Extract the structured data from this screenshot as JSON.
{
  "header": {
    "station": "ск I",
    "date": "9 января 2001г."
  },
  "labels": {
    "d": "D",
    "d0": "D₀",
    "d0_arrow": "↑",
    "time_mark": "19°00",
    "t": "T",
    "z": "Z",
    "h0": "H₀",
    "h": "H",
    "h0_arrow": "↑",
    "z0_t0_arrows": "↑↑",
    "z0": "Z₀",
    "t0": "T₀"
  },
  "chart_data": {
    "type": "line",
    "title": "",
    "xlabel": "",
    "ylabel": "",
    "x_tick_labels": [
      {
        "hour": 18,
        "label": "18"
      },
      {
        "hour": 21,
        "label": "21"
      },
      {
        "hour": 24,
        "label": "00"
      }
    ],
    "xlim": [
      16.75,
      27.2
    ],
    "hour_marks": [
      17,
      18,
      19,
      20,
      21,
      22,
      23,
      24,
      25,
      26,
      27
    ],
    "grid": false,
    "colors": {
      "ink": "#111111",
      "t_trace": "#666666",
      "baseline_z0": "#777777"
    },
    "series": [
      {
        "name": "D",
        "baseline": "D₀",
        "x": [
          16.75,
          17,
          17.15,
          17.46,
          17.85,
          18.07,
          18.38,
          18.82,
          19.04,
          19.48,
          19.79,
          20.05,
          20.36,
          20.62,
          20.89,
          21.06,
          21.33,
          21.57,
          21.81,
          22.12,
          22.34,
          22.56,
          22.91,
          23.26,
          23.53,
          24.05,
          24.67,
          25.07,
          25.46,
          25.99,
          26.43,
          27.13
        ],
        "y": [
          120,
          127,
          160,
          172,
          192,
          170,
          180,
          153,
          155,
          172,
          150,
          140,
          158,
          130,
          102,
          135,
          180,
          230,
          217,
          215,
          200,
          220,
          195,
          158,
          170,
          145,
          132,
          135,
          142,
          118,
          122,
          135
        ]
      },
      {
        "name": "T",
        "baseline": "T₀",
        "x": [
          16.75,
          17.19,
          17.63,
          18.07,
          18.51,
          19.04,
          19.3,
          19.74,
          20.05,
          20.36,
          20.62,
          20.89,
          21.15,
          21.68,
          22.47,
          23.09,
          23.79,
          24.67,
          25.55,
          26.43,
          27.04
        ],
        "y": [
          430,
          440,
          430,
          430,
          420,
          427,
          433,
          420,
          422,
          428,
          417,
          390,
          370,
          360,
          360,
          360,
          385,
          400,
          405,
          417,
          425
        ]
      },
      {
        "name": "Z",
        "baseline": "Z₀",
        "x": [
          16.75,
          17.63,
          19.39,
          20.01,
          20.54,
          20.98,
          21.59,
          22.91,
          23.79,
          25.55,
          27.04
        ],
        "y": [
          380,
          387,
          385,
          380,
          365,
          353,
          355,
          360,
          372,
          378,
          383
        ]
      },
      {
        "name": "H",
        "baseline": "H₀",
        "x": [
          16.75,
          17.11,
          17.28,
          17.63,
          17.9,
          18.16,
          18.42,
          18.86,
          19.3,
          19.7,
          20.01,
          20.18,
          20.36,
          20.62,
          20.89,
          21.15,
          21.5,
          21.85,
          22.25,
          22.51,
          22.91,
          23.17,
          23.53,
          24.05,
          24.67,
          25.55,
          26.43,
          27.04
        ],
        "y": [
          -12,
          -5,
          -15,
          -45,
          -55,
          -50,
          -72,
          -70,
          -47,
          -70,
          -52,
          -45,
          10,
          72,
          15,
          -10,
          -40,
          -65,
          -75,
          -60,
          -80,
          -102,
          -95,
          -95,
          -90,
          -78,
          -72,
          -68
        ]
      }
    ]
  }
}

————

_Task requirements:_ Output the entries exactly.

_Solution for this task:_
Extract the structured data from this screenshot as JSON.
{
  "header": {
    "station": "ск I",
    "date": "9 января 2001г."
  },
  "labels": {
    "d": "D",
    "d0": "D₀",
    "d0_arrow": "↑",
    "time_mark": "19°00",
    "t": "T",
    "z": "Z",
    "h0": "H₀",
    "h": "H",
    "h0_arrow": "↑",
    "z0_t0_arrows": "↑↑",
    "z0": "Z₀",
    "t0": "T₀"
  },
  "chart_data": {
    "type": "line",
    "title": "",
    "xlabel": "",
    "ylabel": "",
    "x_tick_labels": [
      {
        "hour": 18,
        "label": "18"
      },
      {
        "hour": 21,
        "label": "21"
      },
      {
        "hour": 24,
        "label": "00"
      }
    ],
    "xlim": [
      16.75,
      27.2
    ],
    "hour_marks": [
      17,
      18,
      19,
      20,
      21,
      22,
      23,
      24,
      25,
      26,
      27
    ],
    "grid": false,
    "colors": {
      "ink": "#111111",
      "t_trace": "#666666",
      "baseline_z0": "#777777"
    },
    "series": [
      {
        "name": "D",
        "baseline": "D₀",
        "x": [
          16.75,
          17,
          17.15,
          17.46,
          17.85,
          18.07,
          18.38,
          18.82,
          19.04,
          19.48,
          19.79,
          20.05,
          20.36,
          20.62,
          20.89,
          21.06,
          21.33,
          21.57,
          21.81,
          22.12,
          22.34,
          22.56,
          22.91,
          23.26,
          23.53,
          24.05,
          24.67,
          25.07,
          25.46,
          25.99,
          26.43,
          27.13
        ],
        "y": [
          120,
          127,
          160,
          172,
          192,
          170,
          180,
          153,
          155,
          172,
          150,
          140,
          158,
          130,
          102,
          135,
          180,
          230,
          217,
          215,
          200,
          220,
          195,
          158,
          170,
          145,
          132,
          135,
          142,
          118,
          122,
          135
        ]
      },
      {
        "name": "T",
        "baseline": "T₀",
        "x": [
          16.75,
          17.19,
          17.63,
          18.07,
          18.51,
          19.04,
          19.3,
          19.74,
          20.05,
          20.36,
          20.62,
          20.89,
          21.15,
          21.68,
          22.47,
          23.09,
          23.79,
          24.67,
          25.55,
          26.43,
          27.04
        ],
        "y": [
          430,
          440,
          430,
          430,
          420,
          427,
          433,
          420,
          422,
          428,
          417,
          390,
          370,
          360,
          360,
          360,
          385,
          400,
          405,
          417,
          425
        ]
      },
      {
        "name": "Z",
        "baseline": "Z₀",
        "x": [
          16.75,
          17.63,
          19.39,
          20.01,
          20.54,
          20.98,
          21.59,
          22.91,
          23.79,
          25.55,
          27.04
        ],
        "y": [
          380,
          387,
          385,
          380,
          365,
          353,
          355,
          360,
          372,
          378,
          383
        ]
      },
      {
        "name": "H",
        "baseline": "H₀",
        "x": [
          16.75,
          17.11,
          17.28,
          17.63,
          17.9,
          18.16,
          18.42,
          18.86,
          19.3,
          19.7,
          20.01,
          20.18,
          20.36,
          20.62,
          20.89,
          21.15,
          21.5,
          21.85,
          22.25,
          22.51,
          22.91,
          23.17,
          23.53,
          24.05,
          24.67,
          25.55,
          26.43,
          27.04
        ],
        "y": [
          -12,
          -5,
          -15,
          -45,
          -55,
          -50,
          -72,
          -70,
          -47,
          -70,
          -52,
          -45,
          10,
          72,
          15,
          -10,
          -40,
          -65,
          -75,
          -60,
          -80,
          -102,
          -95,
          -95,
          -90,
          -78,
          -72,
          -68
        ]
      }
    ]
  }
}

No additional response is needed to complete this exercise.